• _Requirements_
Drop every picture, then transcribe the remaining data exactly.

• _Material_
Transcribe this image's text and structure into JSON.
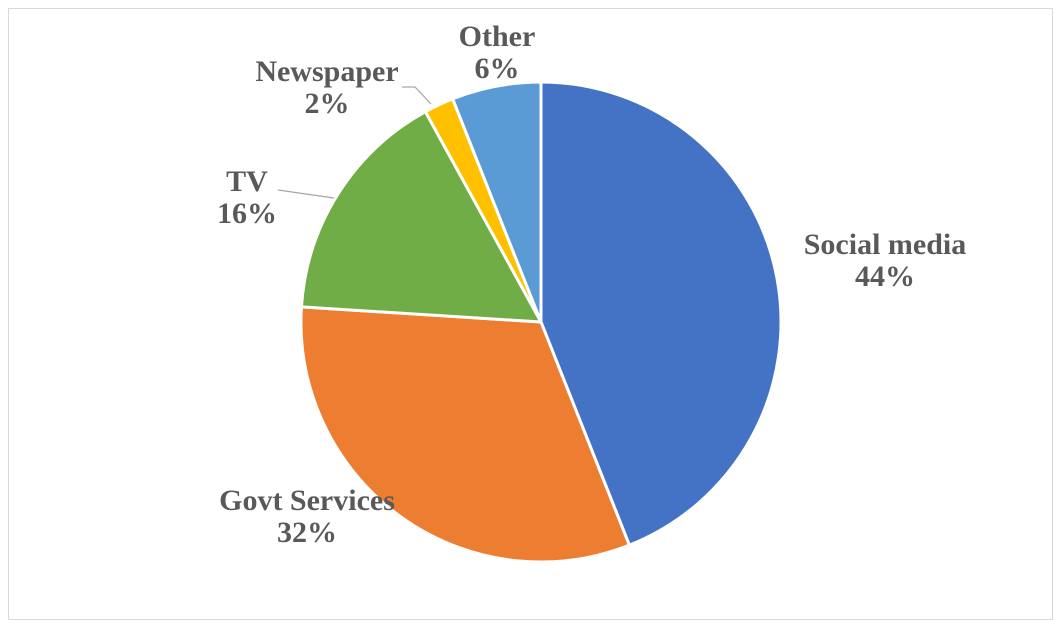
{
  "chart_data": {
    "type": "pie",
    "title": "",
    "slices": [
      {
        "label": "Social media",
        "value": 44,
        "value_label": "44%",
        "color": "#4472C4"
      },
      {
        "label": "Govt Services",
        "value": 32,
        "value_label": "32%",
        "color": "#ED7D31"
      },
      {
        "label": "TV",
        "value": 16,
        "value_label": "16%",
        "color": "#70AD47"
      },
      {
        "label": "Newspaper",
        "value": 2,
        "value_label": "2%",
        "color": "#FFC000"
      },
      {
        "label": "Other",
        "value": 6,
        "value_label": "6%",
        "color": "#5B9BD5"
      }
    ],
    "start_angle": "12 o'clock",
    "direction": "clockwise",
    "legend": "none",
    "data_labels": "category name and percentage"
  }
}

• _Result for this task_
Transcribe this image's text and structure into JSON.
{
  "chart_data": {
    "type": "pie",
    "title": "",
    "slices": [
      {
        "label": "Social media",
        "value": 44,
        "value_label": "44%",
        "color": "#4472C4"
      },
      {
        "label": "Govt Services",
        "value": 32,
        "value_label": "32%",
        "color": "#ED7D31"
      },
      {
        "label": "TV",
        "value": 16,
        "value_label": "16%",
        "color": "#70AD47"
      },
      {
        "label": "Newspaper",
        "value": 2,
        "value_label": "2%",
        "color": "#FFC000"
      },
      {
        "label": "Other",
        "value": 6,
        "value_label": "6%",
        "color": "#5B9BD5"
      }
    ],
    "start_angle": "12 o'clock",
    "direction": "clockwise",
    "legend": "none",
    "data_labels": "category name and percentage"
  }
}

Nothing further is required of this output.